- Excerto

+--

Esta obra foi criada por José Filipe Costa, realizador do afamado “Linha Vermelha”, de 2012, o qual saiu vencedor num outro festival português, o IndieLisboa. Recordamos que “Linha Vermelha” incidia sobre a infame ocupação de “Torre Bela” e, por isso, é identificável uma continuidade temática.

“Prazer, Camaradas!” é um filme documentário, para efeitos práticos, tendo-se integrado portanto, e com lógica, na programação do DocLisboa ’19. Contudo, é notório e inevitável sublinhar que o seu formato é bem distinto daquilo a que estamos habituados tanto neste festival, como no próprio género em que se insere. Isto porque a longa é tanto documental como um objeto de ficção. É um objeto fabricado ao máximo, e que se identifica como tal. Uma dramatização de eventos reais que se passaram depois do 25 de abril, e que são aqui recuperados mais de 30 anos depois. Os intervenientes apresentam-se e pedem-nos desde logo, indiretamente, para suspendermos a nossa crença no real. São na sua grande maioria idosos, mas apresentam-se como jovens, na sua maioria na casa dos 20. Estão assim a recuperar um tempo em que tinham de facto essa idade.

E se o tempo voltasse atrás…

Doclisboa '19 Prazer, Camaradas!
Prazer, Camaradas! | © Uma Pedra no Sapato

O que é mais curioso neste filme é que a narrativa pede, ou antes, suplica, que o tempo ande para trás. Não sendo isso possível, o realizador José Filipe Costa não se cingiu a um formato convencional de entrevista. Em declarações à agência Lusa, avançou que “Mais do que fazer entrevistas a estas pessoas ou elas contarem as histórias como se estivessem no passado, a ideia era elas, tendo a idade que têm, começarem por dizer ao espectador que têm 20 e tal anos, que estão a viver novamente o 25 de Abril”. Ou seja, os intervenientes que neste filme recuperam o passado falam sempre no presente. Assim, estes protagonistas estão a “dramatizar a memória, que está sempre em transformação e surge com as histórias e só assim as pessoas podiam dar vida às histórias, interagir”.

As histórias do filme, narradas como se passadas no presente, como se 1975 tivesse regressado, foram recuperadas de relatos das vivências nas cooperativas que se multiplicaram no pós-revolução. Aqui, uma realidade que muitos provavelmente desconheciam: o fascínio dos estrangeiros; muitos se mudaram para Portugal para compreender como era viver uma “revolução na Europa”, como é apelidada no filme. Chocavam frequentemente com os locais, devido a visões dispares, especialmente no que diz respeito a ideologia de género e relações entre homens e mulheres.

De acordo com o realizador, o filme tentou não se focar demasiado numa única comunidade, recuperando testemunho de espaços múltiplos como: Quinta da Ameixoeira, Quinta da Marquesa, Comuna de Aveiras, Torre Bela.

Os três novos pilares: Alfabetização, Educação e Educação Sexual 

Doclisboa '19 Prazer Camaradas
Prazer, Camaradas! | © Uma Pedra no Sapato

Estes viajantes, que protagonizam a obra, trazem com eles mais do que uma sede de conhecimento por novas realidades empolgantes. Não, trazem também uma agenda, a de modernizar um país que tinha sido deixado para trás. Aqui se fala, abertamente, da necessidade de educar a população das associações na Azambuja. E quem diz Azambuja, diz o resto de Portugal. Como é dito no filme: “A Educação permanente faz-se nas ruas (…) não a partir de um gabinete em Lisboa”.

+--

- Registos
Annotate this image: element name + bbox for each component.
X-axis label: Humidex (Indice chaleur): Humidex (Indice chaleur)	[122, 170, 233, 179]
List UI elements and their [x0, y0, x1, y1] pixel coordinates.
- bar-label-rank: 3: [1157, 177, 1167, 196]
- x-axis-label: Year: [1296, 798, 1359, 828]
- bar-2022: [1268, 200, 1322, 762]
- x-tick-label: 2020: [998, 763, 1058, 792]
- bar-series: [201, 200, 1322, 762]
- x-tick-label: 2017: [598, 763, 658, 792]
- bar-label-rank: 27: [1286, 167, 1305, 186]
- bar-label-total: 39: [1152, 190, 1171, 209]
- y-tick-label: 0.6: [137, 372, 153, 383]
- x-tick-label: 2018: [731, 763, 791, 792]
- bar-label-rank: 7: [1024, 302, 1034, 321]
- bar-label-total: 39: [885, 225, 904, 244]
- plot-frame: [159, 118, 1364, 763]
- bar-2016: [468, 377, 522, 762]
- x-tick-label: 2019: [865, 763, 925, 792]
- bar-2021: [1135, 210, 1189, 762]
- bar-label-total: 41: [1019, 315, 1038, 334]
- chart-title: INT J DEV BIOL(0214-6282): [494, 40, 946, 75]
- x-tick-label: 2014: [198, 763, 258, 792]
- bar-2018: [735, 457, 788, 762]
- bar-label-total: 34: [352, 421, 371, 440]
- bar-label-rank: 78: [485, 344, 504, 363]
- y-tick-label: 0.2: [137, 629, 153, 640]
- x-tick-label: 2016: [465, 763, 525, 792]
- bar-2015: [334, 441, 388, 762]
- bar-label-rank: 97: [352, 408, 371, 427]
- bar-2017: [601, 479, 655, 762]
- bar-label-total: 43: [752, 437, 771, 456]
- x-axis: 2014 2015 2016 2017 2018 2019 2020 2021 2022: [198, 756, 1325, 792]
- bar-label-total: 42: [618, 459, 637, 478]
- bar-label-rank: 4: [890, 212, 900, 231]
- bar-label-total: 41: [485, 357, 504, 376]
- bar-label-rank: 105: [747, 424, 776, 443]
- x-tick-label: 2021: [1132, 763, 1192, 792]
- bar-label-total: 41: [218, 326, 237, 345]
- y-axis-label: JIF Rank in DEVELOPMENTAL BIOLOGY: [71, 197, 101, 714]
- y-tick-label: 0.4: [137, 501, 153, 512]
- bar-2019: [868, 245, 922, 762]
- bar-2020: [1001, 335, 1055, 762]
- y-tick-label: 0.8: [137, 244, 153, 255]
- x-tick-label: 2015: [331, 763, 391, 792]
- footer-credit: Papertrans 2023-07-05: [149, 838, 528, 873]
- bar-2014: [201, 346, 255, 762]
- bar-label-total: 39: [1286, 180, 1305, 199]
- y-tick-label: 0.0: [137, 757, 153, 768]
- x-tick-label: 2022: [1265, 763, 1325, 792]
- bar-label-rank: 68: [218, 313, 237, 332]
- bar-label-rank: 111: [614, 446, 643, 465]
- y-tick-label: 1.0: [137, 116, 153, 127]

+--

- Tarefas a realizar
A – Com base na crítica sobre «Prazer, Camaradas!», responda às seguintes perguntas:
(i) Em que festival português saiu vencedor «Linha Vermelha»?
(ii) Que ano é apresentado como tendo regressado nas histórias do filme?
(iii) Onde se faz a Educação permanente, segundo a frase citada do filme?
B – Prossiga a crítica sobre «Prazer, Camaradas!» a partir da última frase apresentada.
Os registos constituem material autónomo, sem relação com o excerto.

- Respostas às tarefas
A –
(i) No IndieLisboa.
(ii) 1975.
(iii) Nas ruas, e não a partir de um gabinete em Lisboa.

B –
Para além do sonho da educação, formação e clarificação das populações, “Prazer, Camaradas!”, em estreia nacional no DocLisboa ’19 (e agora finalmente nos cinemas) apresenta-nos também o sonho comunista do proletariado e povo camponês. O sonho que se vê escrito em todo o lado, nas paredes por toda a parte – “isto é do povo”. O realizador da obra, José Filipe Costa, fixou o seu interesse num período histórico vivo, fervilhante, repleto de mutações constantes. Aqui, o sonho é visto em retrospectiva, mas ao seu encarnado no presente, sentimo-nos mais perto do mesmo. Muito poucas imagens de arquivo são mostradas, apenas no fim, mas é indiferente, pois a certa altura habituamo-nos à estrutura bastante dispare que nos é apresentada.

A música eleva-se acima de tudo, e narra-nos o sentimento pleno de pertença, no qual os camponeses cantam: “Aqui não me sinto só”. Seguimos um role de tarefas domésticas, tarefas da cooperativa, as tarefas dos homens e as tarefas da mulher, bem como os processos de educação deste grupo. Por vezes, estes atos tornam-se um pouco enfadonhos, talvez por sabermos que estão a ser encenados.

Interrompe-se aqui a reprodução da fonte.